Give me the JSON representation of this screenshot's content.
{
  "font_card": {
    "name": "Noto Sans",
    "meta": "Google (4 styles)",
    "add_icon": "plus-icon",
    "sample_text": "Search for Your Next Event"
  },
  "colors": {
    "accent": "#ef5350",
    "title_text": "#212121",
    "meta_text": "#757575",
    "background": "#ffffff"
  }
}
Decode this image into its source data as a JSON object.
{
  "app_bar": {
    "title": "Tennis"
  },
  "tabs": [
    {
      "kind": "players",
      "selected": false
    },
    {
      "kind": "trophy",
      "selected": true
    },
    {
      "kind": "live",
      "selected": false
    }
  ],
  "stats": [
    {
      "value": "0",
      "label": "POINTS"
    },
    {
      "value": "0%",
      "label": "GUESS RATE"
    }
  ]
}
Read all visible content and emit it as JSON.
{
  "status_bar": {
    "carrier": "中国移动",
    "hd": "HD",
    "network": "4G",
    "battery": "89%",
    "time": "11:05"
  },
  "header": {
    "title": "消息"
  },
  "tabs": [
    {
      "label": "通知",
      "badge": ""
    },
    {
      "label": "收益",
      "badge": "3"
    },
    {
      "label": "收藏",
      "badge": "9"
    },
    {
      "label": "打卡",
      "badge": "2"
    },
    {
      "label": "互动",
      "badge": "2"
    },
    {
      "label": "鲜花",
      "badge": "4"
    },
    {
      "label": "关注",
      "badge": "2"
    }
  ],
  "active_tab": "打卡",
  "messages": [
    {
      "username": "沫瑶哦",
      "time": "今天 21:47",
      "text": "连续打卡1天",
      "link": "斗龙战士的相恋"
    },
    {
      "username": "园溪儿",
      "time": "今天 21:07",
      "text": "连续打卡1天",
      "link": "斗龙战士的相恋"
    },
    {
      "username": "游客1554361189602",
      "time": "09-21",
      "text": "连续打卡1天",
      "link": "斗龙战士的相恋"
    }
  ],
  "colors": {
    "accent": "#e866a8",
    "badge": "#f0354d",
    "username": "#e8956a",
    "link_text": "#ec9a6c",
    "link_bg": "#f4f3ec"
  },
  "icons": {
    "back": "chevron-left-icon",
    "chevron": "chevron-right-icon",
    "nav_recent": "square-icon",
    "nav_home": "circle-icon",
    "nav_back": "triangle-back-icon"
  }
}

__Problem to solve__: Copy only this span: the line that contains "Decode this image", the last line, and every line between them.

__Result below__:
Decode this image into its source data as a JSON object.
{
  "app_bar": {
    "title": "Tennis"
  },
  "tabs": [
    {
      "kind": "players",
      "selected": false
    },
    {
      "kind": "trophy",
      "selected": true
    },
    {
      "kind": "live",
      "selected": false
    }
  ],
  "stats": [
    {
      "value": "0",
      "label": "POINTS"
    },
    {
      "value": "0%",
      "label": "GUESS RATE"
    }
  ]
}
Read all visible content and emit it as JSON.
{
  "status_bar": {
    "carrier": "中国移动",
    "hd": "HD",
    "network": "4G",
    "battery": "89%",
    "time": "11:05"
  },
  "header": {
    "title": "消息"
  },
  "tabs": [
    {
      "label": "通知",
      "badge": ""
    },
    {
      "label": "收益",
      "badge": "3"
    },
    {
      "label": "收藏",
      "badge": "9"
    },
    {
      "label": "打卡",
      "badge": "2"
    },
    {
      "label": "互动",
      "badge": "2"
    },
    {
      "label": "鲜花",
      "badge": "4"
    },
    {
      "label": "关注",
      "badge": "2"
    }
  ],
  "active_tab": "打卡",
  "messages": [
    {
      "username": "沫瑶哦",
      "time": "今天 21:47",
      "text": "连续打卡1天",
      "link": "斗龙战士的相恋"
    },
    {
      "username": "园溪儿",
      "time": "今天 21:07",
      "text": "连续打卡1天",
      "link": "斗龙战士的相恋"
    },
    {
      "username": "游客1554361189602",
      "time": "09-21",
      "text": "连续打卡1天",
      "link": "斗龙战士的相恋"
    }
  ],
  "colors": {
    "accent": "#e866a8",
    "badge": "#f0354d",
    "username": "#e8956a",
    "link_text": "#ec9a6c",
    "link_bg": "#f4f3ec"
  },
  "icons": {
    "back": "chevron-left-icon",
    "chevron": "chevron-right-icon",
    "nav_recent": "square-icon",
    "nav_home": "circle-icon",
    "nav_back": "triangle-back-icon"
  }
}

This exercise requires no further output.